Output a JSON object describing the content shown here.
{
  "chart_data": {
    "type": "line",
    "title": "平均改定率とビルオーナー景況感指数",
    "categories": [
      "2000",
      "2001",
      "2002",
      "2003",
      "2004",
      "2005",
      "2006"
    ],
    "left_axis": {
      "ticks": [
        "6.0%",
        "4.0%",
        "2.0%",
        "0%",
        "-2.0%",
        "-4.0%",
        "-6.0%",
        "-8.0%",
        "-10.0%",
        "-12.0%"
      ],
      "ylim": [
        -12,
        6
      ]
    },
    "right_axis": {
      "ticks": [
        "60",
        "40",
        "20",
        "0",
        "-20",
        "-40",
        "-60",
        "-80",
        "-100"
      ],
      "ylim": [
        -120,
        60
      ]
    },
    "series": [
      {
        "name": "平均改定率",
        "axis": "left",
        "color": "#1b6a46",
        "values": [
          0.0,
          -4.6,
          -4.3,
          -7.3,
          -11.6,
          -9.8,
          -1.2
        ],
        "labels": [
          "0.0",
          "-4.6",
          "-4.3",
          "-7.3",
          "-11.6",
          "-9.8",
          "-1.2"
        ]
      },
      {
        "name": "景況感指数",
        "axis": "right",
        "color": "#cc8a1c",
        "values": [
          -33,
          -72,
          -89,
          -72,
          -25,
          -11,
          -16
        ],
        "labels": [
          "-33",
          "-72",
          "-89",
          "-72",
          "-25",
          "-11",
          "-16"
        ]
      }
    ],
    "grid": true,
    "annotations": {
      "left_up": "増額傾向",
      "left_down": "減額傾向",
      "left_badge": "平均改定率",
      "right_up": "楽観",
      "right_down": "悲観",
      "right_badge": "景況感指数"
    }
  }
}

━━━━━━━━━━

Give the listing again, word for word.

Output a JSON object describing the content shown here.
{
  "chart_data": {
    "type": "line",
    "title": "平均改定率とビルオーナー景況感指数",
    "categories": [
      "2000",
      "2001",
      "2002",
      "2003",
      "2004",
      "2005",
      "2006"
    ],
    "left_axis": {
      "ticks": [
        "6.0%",
        "4.0%",
        "2.0%",
        "0%",
        "-2.0%",
        "-4.0%",
        "-6.0%",
        "-8.0%",
        "-10.0%",
        "-12.0%"
      ],
      "ylim": [
        -12,
        6
      ]
    },
    "right_axis": {
      "ticks": [
        "60",
        "40",
        "20",
        "0",
        "-20",
        "-40",
        "-60",
        "-80",
        "-100"
      ],
      "ylim": [
        -120,
        60
      ]
    },
    "series": [
      {
        "name": "平均改定率",
        "axis": "left",
        "color": "#1b6a46",
        "values": [
          0.0,
          -4.6,
          -4.3,
          -7.3,
          -11.6,
          -9.8,
          -1.2
        ],
        "labels": [
          "0.0",
          "-4.6",
          "-4.3",
          "-7.3",
          "-11.6",
          "-9.8",
          "-1.2"
        ]
      },
      {
        "name": "景況感指数",
        "axis": "right",
        "color": "#cc8a1c",
        "values": [
          -33,
          -72,
          -89,
          -72,
          -25,
          -11,
          -16
        ],
        "labels": [
          "-33",
          "-72",
          "-89",
          "-72",
          "-25",
          "-11",
          "-16"
        ]
      }
    ],
    "grid": true,
    "annotations": {
      "left_up": "増額傾向",
      "left_down": "減額傾向",
      "left_badge": "平均改定率",
      "right_up": "楽観",
      "right_down": "悲観",
      "right_badge": "景況感指数"
    }
  }
}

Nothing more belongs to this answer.